REQUIRED TASK: The records should be written out in full, with nothing altered.

RECORDS SUPPLIED:
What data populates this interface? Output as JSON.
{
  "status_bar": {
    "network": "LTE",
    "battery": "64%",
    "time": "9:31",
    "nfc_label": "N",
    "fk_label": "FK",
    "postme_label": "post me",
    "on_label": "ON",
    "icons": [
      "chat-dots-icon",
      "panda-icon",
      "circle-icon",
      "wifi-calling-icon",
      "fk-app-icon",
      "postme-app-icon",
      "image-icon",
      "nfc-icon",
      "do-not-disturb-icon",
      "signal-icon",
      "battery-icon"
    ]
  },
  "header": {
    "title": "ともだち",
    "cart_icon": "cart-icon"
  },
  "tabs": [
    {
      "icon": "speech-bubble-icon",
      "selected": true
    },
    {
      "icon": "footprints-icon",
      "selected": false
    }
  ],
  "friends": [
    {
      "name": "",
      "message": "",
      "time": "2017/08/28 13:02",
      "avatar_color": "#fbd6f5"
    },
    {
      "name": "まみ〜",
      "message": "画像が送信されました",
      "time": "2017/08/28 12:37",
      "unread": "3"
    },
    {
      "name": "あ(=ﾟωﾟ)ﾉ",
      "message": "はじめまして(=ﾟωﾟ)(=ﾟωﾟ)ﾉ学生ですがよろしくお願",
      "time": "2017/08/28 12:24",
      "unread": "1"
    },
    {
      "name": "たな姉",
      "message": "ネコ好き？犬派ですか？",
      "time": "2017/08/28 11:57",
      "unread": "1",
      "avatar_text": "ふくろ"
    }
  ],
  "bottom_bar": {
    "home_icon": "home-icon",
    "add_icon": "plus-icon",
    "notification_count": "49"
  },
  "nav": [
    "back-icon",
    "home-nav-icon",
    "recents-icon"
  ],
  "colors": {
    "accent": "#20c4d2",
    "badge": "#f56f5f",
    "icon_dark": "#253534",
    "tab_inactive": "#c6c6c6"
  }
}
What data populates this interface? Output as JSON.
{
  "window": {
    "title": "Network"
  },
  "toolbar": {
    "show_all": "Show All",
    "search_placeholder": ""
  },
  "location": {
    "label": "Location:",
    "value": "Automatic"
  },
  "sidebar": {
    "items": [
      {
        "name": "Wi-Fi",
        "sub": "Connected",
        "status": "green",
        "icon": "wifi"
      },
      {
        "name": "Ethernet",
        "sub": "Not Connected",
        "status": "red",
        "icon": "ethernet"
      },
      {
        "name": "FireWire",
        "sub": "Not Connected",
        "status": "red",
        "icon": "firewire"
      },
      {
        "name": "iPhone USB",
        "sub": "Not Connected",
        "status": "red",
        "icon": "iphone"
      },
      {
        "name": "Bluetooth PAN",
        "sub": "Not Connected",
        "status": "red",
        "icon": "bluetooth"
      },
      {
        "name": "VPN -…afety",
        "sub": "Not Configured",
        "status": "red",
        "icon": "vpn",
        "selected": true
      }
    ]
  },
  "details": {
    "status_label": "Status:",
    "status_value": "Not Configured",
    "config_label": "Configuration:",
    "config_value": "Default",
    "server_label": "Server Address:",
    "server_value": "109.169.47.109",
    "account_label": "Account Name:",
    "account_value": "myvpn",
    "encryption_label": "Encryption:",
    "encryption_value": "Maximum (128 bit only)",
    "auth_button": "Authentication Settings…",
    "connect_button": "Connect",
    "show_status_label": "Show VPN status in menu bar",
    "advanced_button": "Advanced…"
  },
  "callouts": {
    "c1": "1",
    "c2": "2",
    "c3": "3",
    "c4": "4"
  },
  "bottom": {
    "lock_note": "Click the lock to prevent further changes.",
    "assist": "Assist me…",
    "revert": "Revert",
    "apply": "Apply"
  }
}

REPLY:
What data populates this interface? Output as JSON.
{
  "status_bar": {
    "network": "LTE",
    "battery": "64%",
    "time": "9:31",
    "nfc_label": "N",
    "fk_label": "FK",
    "postme_label": "post me",
    "on_label": "ON",
    "icons": [
      "chat-dots-icon",
      "panda-icon",
      "circle-icon",
      "wifi-calling-icon",
      "fk-app-icon",
      "postme-app-icon",
      "image-icon",
      "nfc-icon",
      "do-not-disturb-icon",
      "signal-icon",
      "battery-icon"
    ]
  },
  "header": {
    "title": "ともだち",
    "cart_icon": "cart-icon"
  },
  "tabs": [
    {
      "icon": "speech-bubble-icon",
      "selected": true
    },
    {
      "icon": "footprints-icon",
      "selected": false
    }
  ],
  "friends": [
    {
      "name": "",
      "message": "",
      "time": "2017/08/28 13:02",
      "avatar_color": "#fbd6f5"
    },
    {
      "name": "まみ〜",
      "message": "画像が送信されました",
      "time": "2017/08/28 12:37",
      "unread": "3"
    },
    {
      "name": "あ(=ﾟωﾟ)ﾉ",
      "message": "はじめまして(=ﾟωﾟ)(=ﾟωﾟ)ﾉ学生ですがよろしくお願",
      "time": "2017/08/28 12:24",
      "unread": "1"
    },
    {
      "name": "たな姉",
      "message": "ネコ好き？犬派ですか？",
      "time": "2017/08/28 11:57",
      "unread": "1",
      "avatar_text": "ふくろ"
    }
  ],
  "bottom_bar": {
    "home_icon": "home-icon",
    "add_icon": "plus-icon",
    "notification_count": "49"
  },
  "nav": [
    "back-icon",
    "home-nav-icon",
    "recents-icon"
  ],
  "colors": {
    "accent": "#20c4d2",
    "badge": "#f56f5f",
    "icon_dark": "#253534",
    "tab_inactive": "#c6c6c6"
  }
}
What data populates this interface? Output as JSON.
{
  "window": {
    "title": "Network"
  },
  "toolbar": {
    "show_all": "Show All",
    "search_placeholder": ""
  },
  "location": {
    "label": "Location:",
    "value": "Automatic"
  },
  "sidebar": {
    "items": [
      {
        "name": "Wi-Fi",
        "sub": "Connected",
        "status": "green",
        "icon": "wifi"
      },
      {
        "name": "Ethernet",
        "sub": "Not Connected",
        "status": "red",
        "icon": "ethernet"
      },
      {
        "name": "FireWire",
        "sub": "Not Connected",
        "status": "red",
        "icon": "firewire"
      },
      {
        "name": "iPhone USB",
        "sub": "Not Connected",
        "status": "red",
        "icon": "iphone"
      },
      {
        "name": "Bluetooth PAN",
        "sub": "Not Connected",
        "status": "red",
        "icon": "bluetooth"
      },
      {
        "name": "VPN -…afety",
        "sub": "Not Configured",
        "status": "red",
        "icon": "vpn",
        "selected": true
      }
    ]
  },
  "details": {
    "status_label": "Status:",
    "status_value": "Not Configured",
    "config_label": "Configuration:",
    "config_value": "Default",
    "server_label": "Server Address:",
    "server_value": "109.169.47.109",
    "account_label": "Account Name:",
    "account_value": "myvpn",
    "encryption_label": "Encryption:",
    "encryption_value": "Maximum (128 bit only)",
    "auth_button": "Authentication Settings…",
    "connect_button": "Connect",
    "show_status_label": "Show VPN status in menu bar",
    "advanced_button": "Advanced…"
  },
  "callouts": {
    "c1": "1",
    "c2": "2",
    "c3": "3",
    "c4": "4"
  },
  "bottom": {
    "lock_note": "Click the lock to prevent further changes.",
    "assist": "Assist me…",
    "revert": "Revert",
    "apply": "Apply"
  }
}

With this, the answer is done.